-- RECORDS SHOWN start --
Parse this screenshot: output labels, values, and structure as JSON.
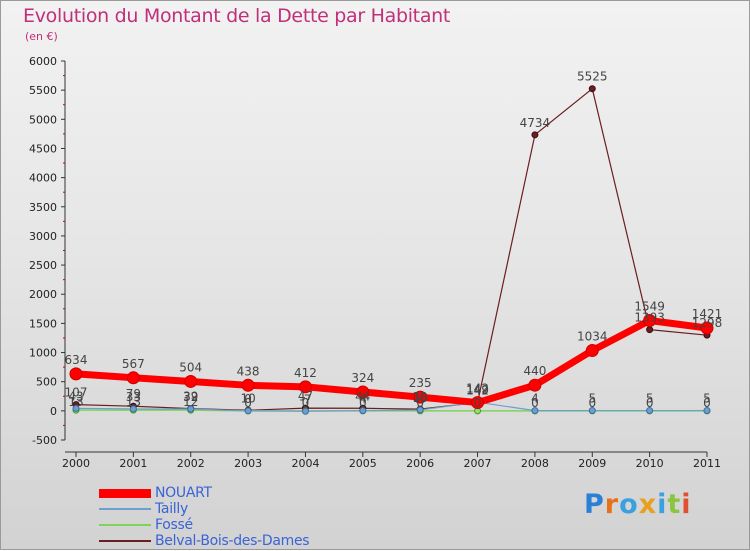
{
  "title": "Evolution du Montant de la Dette par Habitant",
  "unit": "(en €)",
  "logo": "Proxiti",
  "chart_data": {
    "type": "line",
    "x": [
      2000,
      2001,
      2002,
      2003,
      2004,
      2005,
      2006,
      2007,
      2008,
      2009,
      2010,
      2011
    ],
    "ylim": [
      -500,
      6000
    ],
    "yticks": [
      -500,
      0,
      500,
      1000,
      1500,
      2000,
      2500,
      3000,
      3500,
      4000,
      4500,
      5000,
      5500,
      6000
    ],
    "grid": false,
    "legend_position": "bottom-left",
    "series": [
      {
        "name": "NOUART",
        "color": "#ff0000",
        "values": [
          634,
          567,
          504,
          438,
          412,
          324,
          235,
          142,
          440,
          1034,
          1549,
          1421
        ]
      },
      {
        "name": "Tailly",
        "color": "#6c9fcf",
        "values": [
          43,
          33,
          32,
          0,
          -7,
          4,
          16,
          149,
          4,
          5,
          5,
          5
        ]
      },
      {
        "name": "Fossé",
        "color": "#7fd35a",
        "values": [
          13,
          13,
          12,
          0,
          0,
          0,
          0,
          0,
          0,
          0,
          0,
          0
        ]
      },
      {
        "name": "Belval-Bois-des-Dames",
        "color": "#6b1e22",
        "values": [
          107,
          79,
          39,
          10,
          47,
          44,
          30,
          142,
          4734,
          5525,
          1393,
          1298
        ]
      }
    ]
  }
}
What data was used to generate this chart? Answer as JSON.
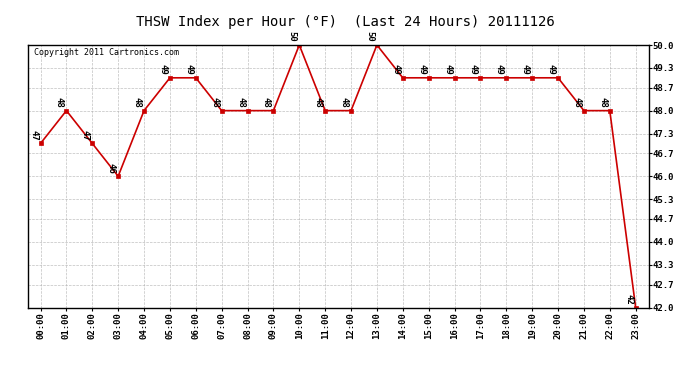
{
  "title": "THSW Index per Hour (°F)  (Last 24 Hours) 20111126",
  "copyright": "Copyright 2011 Cartronics.com",
  "hours": [
    "00:00",
    "01:00",
    "02:00",
    "03:00",
    "04:00",
    "05:00",
    "06:00",
    "07:00",
    "08:00",
    "09:00",
    "10:00",
    "11:00",
    "12:00",
    "13:00",
    "14:00",
    "15:00",
    "16:00",
    "17:00",
    "18:00",
    "19:00",
    "20:00",
    "21:00",
    "22:00",
    "23:00"
  ],
  "values": [
    47,
    48,
    47,
    46,
    48,
    49,
    49,
    48,
    48,
    48,
    50,
    48,
    48,
    50,
    49,
    49,
    49,
    49,
    49,
    49,
    49,
    48,
    48,
    42
  ],
  "ylim_min": 42.0,
  "ylim_max": 50.0,
  "yticks": [
    42.0,
    42.7,
    43.3,
    44.0,
    44.7,
    45.3,
    46.0,
    46.7,
    47.3,
    48.0,
    48.7,
    49.3,
    50.0
  ],
  "line_color": "#cc0000",
  "marker_color": "#cc0000",
  "bg_color": "#ffffff",
  "grid_color": "#b0b0b0",
  "title_fontsize": 10,
  "label_fontsize": 6.5,
  "annotation_fontsize": 6.5,
  "copyright_fontsize": 6
}
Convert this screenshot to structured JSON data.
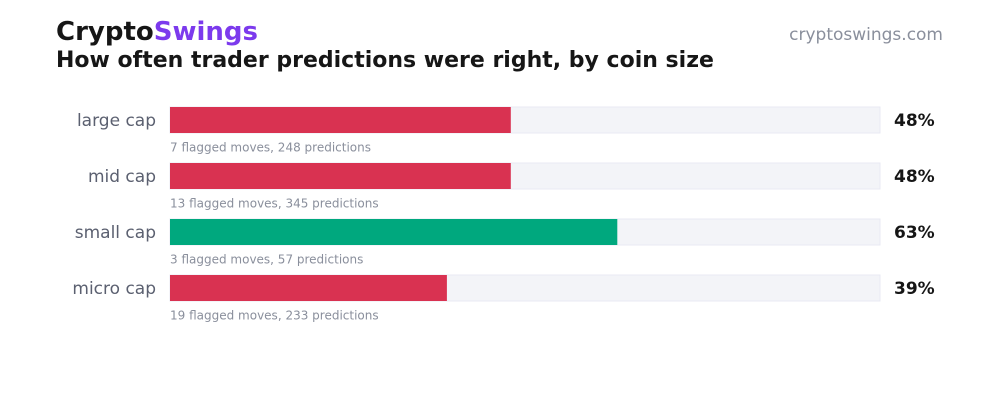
{
  "chart_data": {
    "type": "bar",
    "orientation": "horizontal",
    "brand": {
      "prefix": "Crypto",
      "suffix": "Swings",
      "prefix_color": "#161616",
      "suffix_color": "#7c3aed"
    },
    "site": "cryptoswings.com",
    "title": "How often trader predictions were right, by coin size",
    "categories": [
      "large cap",
      "mid cap",
      "small cap",
      "micro cap"
    ],
    "values": [
      48,
      48,
      63,
      39
    ],
    "value_labels": [
      "48%",
      "48%",
      "63%",
      "39%"
    ],
    "notes": [
      "7 flagged moves, 248 predictions",
      "13 flagged moves, 345 predictions",
      "3 flagged moves, 57 predictions",
      "19 flagged moves, 233 predictions"
    ],
    "colors": [
      "#d93251",
      "#d93251",
      "#00a87e",
      "#d93251"
    ],
    "xlim": [
      0,
      100
    ]
  }
}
-- RECORDS SHOWN end --
Pick out every line above that holds the word "this" and copy it.

Parse this screenshot: output labels, values, and structure as JSON.
What data was used to generate this chart? Answer as JSON.
Convert this screenshot to structured JSON data.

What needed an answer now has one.